Required work> Reproduce each line of the material exactly, minus any picture.

Dataset>
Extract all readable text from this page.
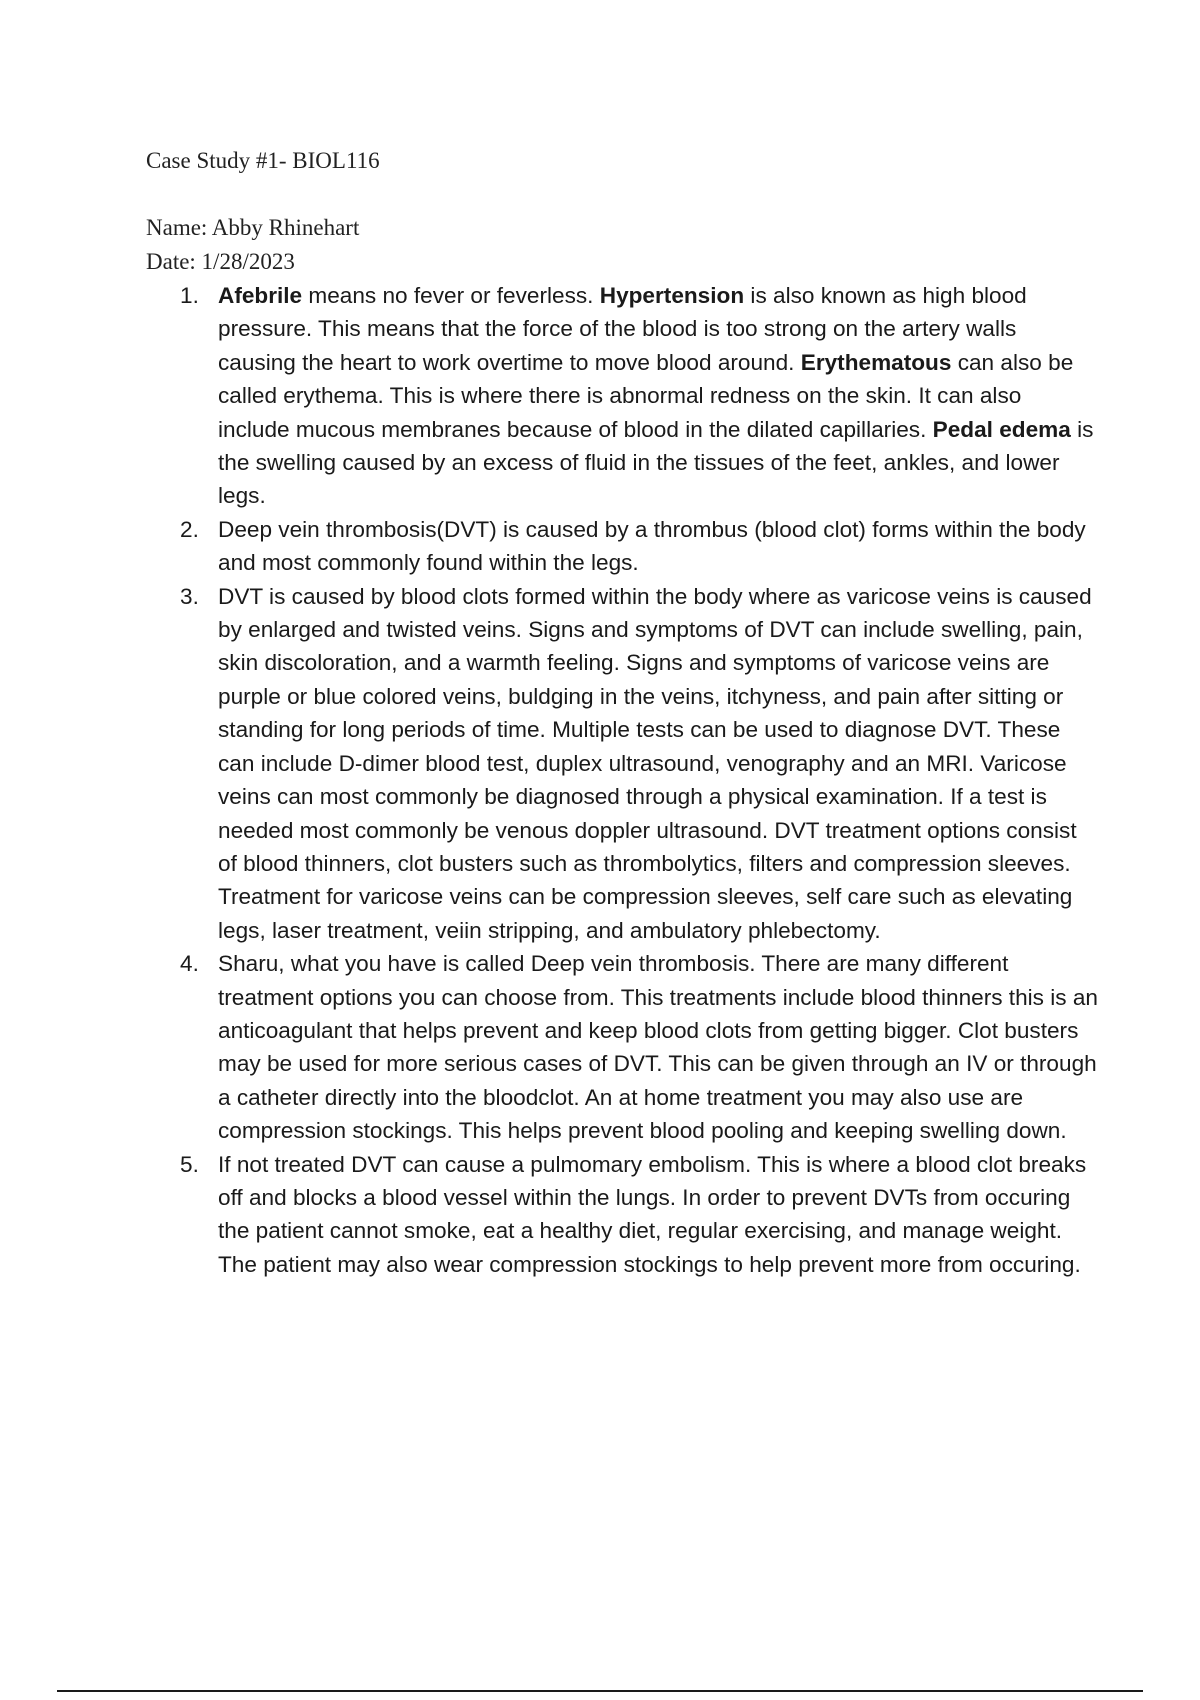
Case Study #1- BIOL116
Name: Abby Rhinehart
Date: 1/28/2023
1. Afebrile means no fever or feverless. Hypertension is also known as high blood pressure. This means that the force of the blood is too strong on the artery walls causing the heart to work overtime to move blood around. Erythematous can also be called erythema. This is where there is abnormal redness on the skin. It can also include mucous membranes because of blood in the dilated capillaries. Pedal edema is the swelling caused by an excess of fluid in the tissues of the feet, ankles, and lower legs.
2. Deep vein thrombosis(DVT) is caused by a thrombus (blood clot) forms within the body and most commonly found within the legs.
3. DVT is caused by blood clots formed within the body where as varicose veins is caused by enlarged and twisted veins. Signs and symptoms of DVT can include swelling, pain, skin discoloration, and a warmth feeling. Signs and symptoms of varicose veins are purple or blue colored veins, buldging in the veins, itchyness, and pain after sitting or standing for long periods of time. Multiple tests can be used to diagnose DVT. These can include D-dimer blood test, duplex ultrasound, venography and an MRI. Varicose veins can most commonly be diagnosed through a physical examination. If a test is needed most commonly be venous doppler ultrasound. DVT treatment options consist of blood thinners, clot busters such as thrombolytics, filters and compression sleeves. Treatment for varicose veins can be compression sleeves, self care such as elevating legs, laser treatment, veiin stripping, and ambulatory phlebectomy.
4. Sharu, what you have is called Deep vein thrombosis. There are many different treatment options you can choose from. This treatments include blood thinners this is an anticoagulant that helps prevent and keep blood clots from getting bigger. Clot busters may be used for more serious cases of DVT. This can be given through an IV or through a catheter directly into the bloodclot. An at home treatment you may also use are compression stockings. This helps prevent blood pooling and keeping swelling down.
5. If not treated DVT can cause a pulmomary embolism. This is where a blood clot breaks off and blocks a blood vessel within the lungs. In order to prevent DVTs from occuring the patient cannot smoke, eat a healthy diet, regular exercising, and manage weight. The patient may also wear compression stockings to help prevent more from occuring.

Complete output>
Extract all readable text from this page.
Case Study #1- BIOL116
Name: Abby Rhinehart
Date: 1/28/2023
1. Afebrile means no fever or feverless. Hypertension is also known as high blood pressure. This means that the force of the blood is too strong on the artery walls causing the heart to work overtime to move blood around. Erythematous can also be called erythema. This is where there is abnormal redness on the skin. It can also include mucous membranes because of blood in the dilated capillaries. Pedal edema is the swelling caused by an excess of fluid in the tissues of the feet, ankles, and lower legs.
2. Deep vein thrombosis(DVT) is caused by a thrombus (blood clot) forms within the body and most commonly found within the legs.
3. DVT is caused by blood clots formed within the body where as varicose veins is caused by enlarged and twisted veins. Signs and symptoms of DVT can include swelling, pain, skin discoloration, and a warmth feeling. Signs and symptoms of varicose veins are purple or blue colored veins, buldging in the veins, itchyness, and pain after sitting or standing for long periods of time. Multiple tests can be used to diagnose DVT. These can include D-dimer blood test, duplex ultrasound, venography and an MRI. Varicose veins can most commonly be diagnosed through a physical examination. If a test is needed most commonly be venous doppler ultrasound. DVT treatment options consist of blood thinners, clot busters such as thrombolytics, filters and compression sleeves. Treatment for varicose veins can be compression sleeves, self care such as elevating legs, laser treatment, veiin stripping, and ambulatory phlebectomy.
4. Sharu, what you have is called Deep vein thrombosis. There are many different treatment options you can choose from. This treatments include blood thinners this is an anticoagulant that helps prevent and keep blood clots from getting bigger. Clot busters may be used for more serious cases of DVT. This can be given through an IV or through a catheter directly into the bloodclot. An at home treatment you may also use are compression stockings. This helps prevent blood pooling and keeping swelling down.
5. If not treated DVT can cause a pulmomary embolism. This is where a blood clot breaks off and blocks a blood vessel within the lungs. In order to prevent DVTs from occuring the patient cannot smoke, eat a healthy diet, regular exercising, and manage weight. The patient may also wear compression stockings to help prevent more from occuring.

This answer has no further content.